Locate each line of the material that contains "JSON", then return it.
— START —
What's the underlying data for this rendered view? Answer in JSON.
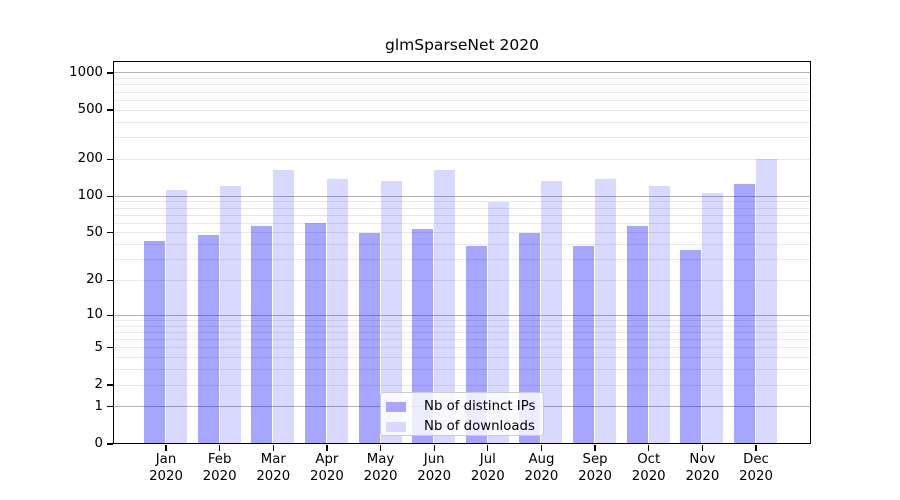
{
  "figure": {
    "background": "#ffffff",
    "frame_color": "#000000"
  },
  "chart_data": {
    "type": "bar",
    "title": "glmSparseNet 2020",
    "categories": [
      "Jan",
      "Feb",
      "Mar",
      "Apr",
      "May",
      "Jun",
      "Jul",
      "Aug",
      "Sep",
      "Oct",
      "Nov",
      "Dec"
    ],
    "x_sublabel": "2020",
    "series": [
      {
        "name": "Nb of distinct IPs",
        "color": "rgba(0,0,255,0.35)",
        "color_on_white": "#a6a6ff",
        "values": [
          43,
          48,
          57,
          60,
          50,
          54,
          39,
          50,
          39,
          57,
          36,
          126
        ]
      },
      {
        "name": "Nb of downloads",
        "color": "rgba(0,0,255,0.15)",
        "color_on_white": "#d9d9ff",
        "values": [
          113,
          120,
          162,
          138,
          134,
          162,
          90,
          132,
          138,
          122,
          106,
          199
        ]
      }
    ],
    "xlabel": "",
    "ylabel": "",
    "yscale": "log1p",
    "ylim": [
      0,
      1250
    ],
    "y_ticks": [
      0,
      1,
      2,
      5,
      10,
      20,
      50,
      100,
      200,
      500,
      1000
    ],
    "grid": {
      "major_lines": [
        1,
        10,
        100,
        1000
      ],
      "minor_multipliers": [
        2,
        3,
        4,
        5,
        6,
        7,
        8,
        9
      ],
      "minor_decades": [
        1,
        10,
        100
      ],
      "major_color": "#b2b2b2",
      "minor_color": "#e9e9e9"
    },
    "legend": {
      "position": "lower center",
      "background": "rgba(255,255,255,0.8)",
      "border_color": "#cccccc"
    }
  }
}
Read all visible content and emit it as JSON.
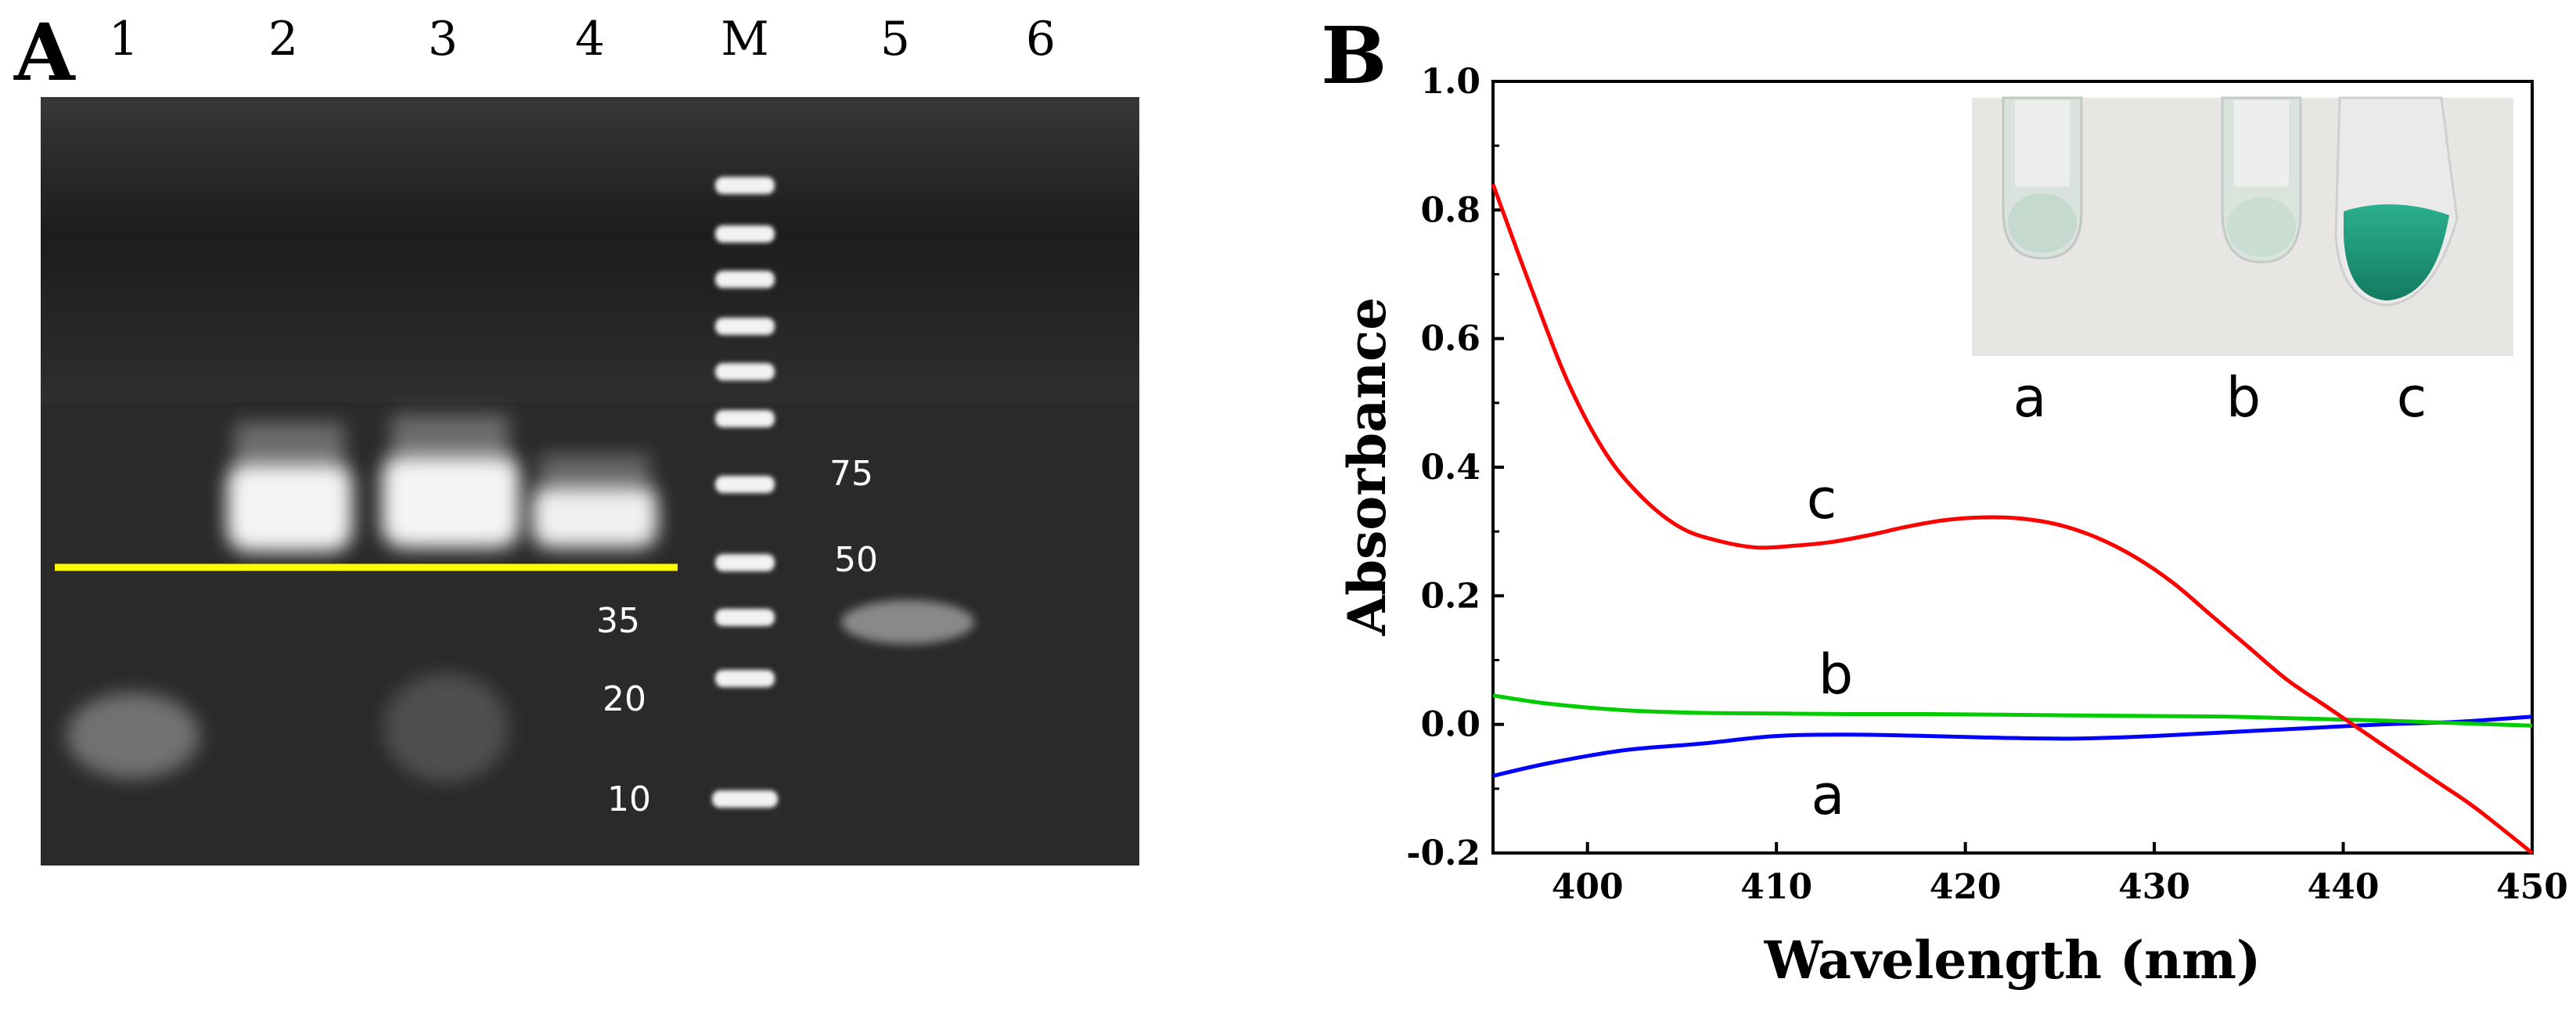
{
  "figure": {
    "panel_a": {
      "label": "A",
      "lane_labels": [
        "1",
        "2",
        "3",
        "4",
        "M",
        "5",
        "6"
      ],
      "ladder_labels": [
        "75",
        "50",
        "35",
        "20",
        "10"
      ]
    },
    "panel_b": {
      "label": "B",
      "inset_labels": [
        "a",
        "b",
        "c"
      ]
    }
  },
  "colors": {
    "gel_background": "#2b2b2b",
    "gel_band": "#f2f2f2",
    "marker_line": "#ffff00",
    "series_a": "#0000ff",
    "series_b": "#00cc00",
    "series_c": "#ff0000",
    "inset_background": "#e7e5e1",
    "inset_tube_green": "#1f9c7c"
  },
  "chart_data": {
    "type": "line",
    "title": "",
    "xlabel": "Wavelength (nm)",
    "ylabel": "Absorbance",
    "xlim": [
      395,
      450
    ],
    "ylim": [
      -0.2,
      1.0
    ],
    "xticks": [
      400,
      410,
      420,
      430,
      440,
      450
    ],
    "yticks": [
      -0.2,
      0.0,
      0.2,
      0.4,
      0.6,
      0.8,
      1.0
    ],
    "ytick_labels": [
      "-0.2",
      "0.0",
      "0.2",
      "0.4",
      "0.6",
      "0.8",
      "1.0"
    ],
    "grid": false,
    "series": [
      {
        "name": "a",
        "color": "#0000ff",
        "x": [
          395,
          398,
          402,
          406,
          410,
          414,
          418,
          422,
          426,
          430,
          434,
          438,
          442,
          446,
          450
        ],
        "y": [
          -0.08,
          -0.06,
          -0.04,
          -0.03,
          -0.018,
          -0.016,
          -0.018,
          -0.021,
          -0.022,
          -0.018,
          -0.012,
          -0.006,
          0.0,
          0.004,
          0.012
        ]
      },
      {
        "name": "b",
        "color": "#00cc00",
        "x": [
          395,
          398,
          402,
          406,
          410,
          414,
          418,
          422,
          426,
          430,
          434,
          438,
          442,
          446,
          450
        ],
        "y": [
          0.045,
          0.032,
          0.022,
          0.018,
          0.017,
          0.016,
          0.016,
          0.015,
          0.014,
          0.013,
          0.012,
          0.009,
          0.006,
          0.002,
          -0.002
        ]
      },
      {
        "name": "c",
        "color": "#ff0000",
        "x": [
          395,
          397,
          399,
          401,
          403,
          405,
          407,
          409,
          411,
          413,
          415,
          417,
          419,
          421,
          423,
          425,
          427,
          429,
          431,
          433,
          435,
          437,
          439,
          441,
          443,
          445,
          447,
          450
        ],
        "y": [
          0.84,
          0.68,
          0.53,
          0.42,
          0.35,
          0.305,
          0.285,
          0.275,
          0.278,
          0.284,
          0.295,
          0.308,
          0.318,
          0.322,
          0.32,
          0.31,
          0.29,
          0.26,
          0.22,
          0.17,
          0.12,
          0.07,
          0.03,
          -0.01,
          -0.05,
          -0.09,
          -0.13,
          -0.2
        ]
      }
    ],
    "curve_labels": [
      "c",
      "b",
      "a"
    ]
  }
}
— END —
Complete response
What's the underlying data for this rendered view? Answer in JSON.
Read all visible content and emit it as JSON.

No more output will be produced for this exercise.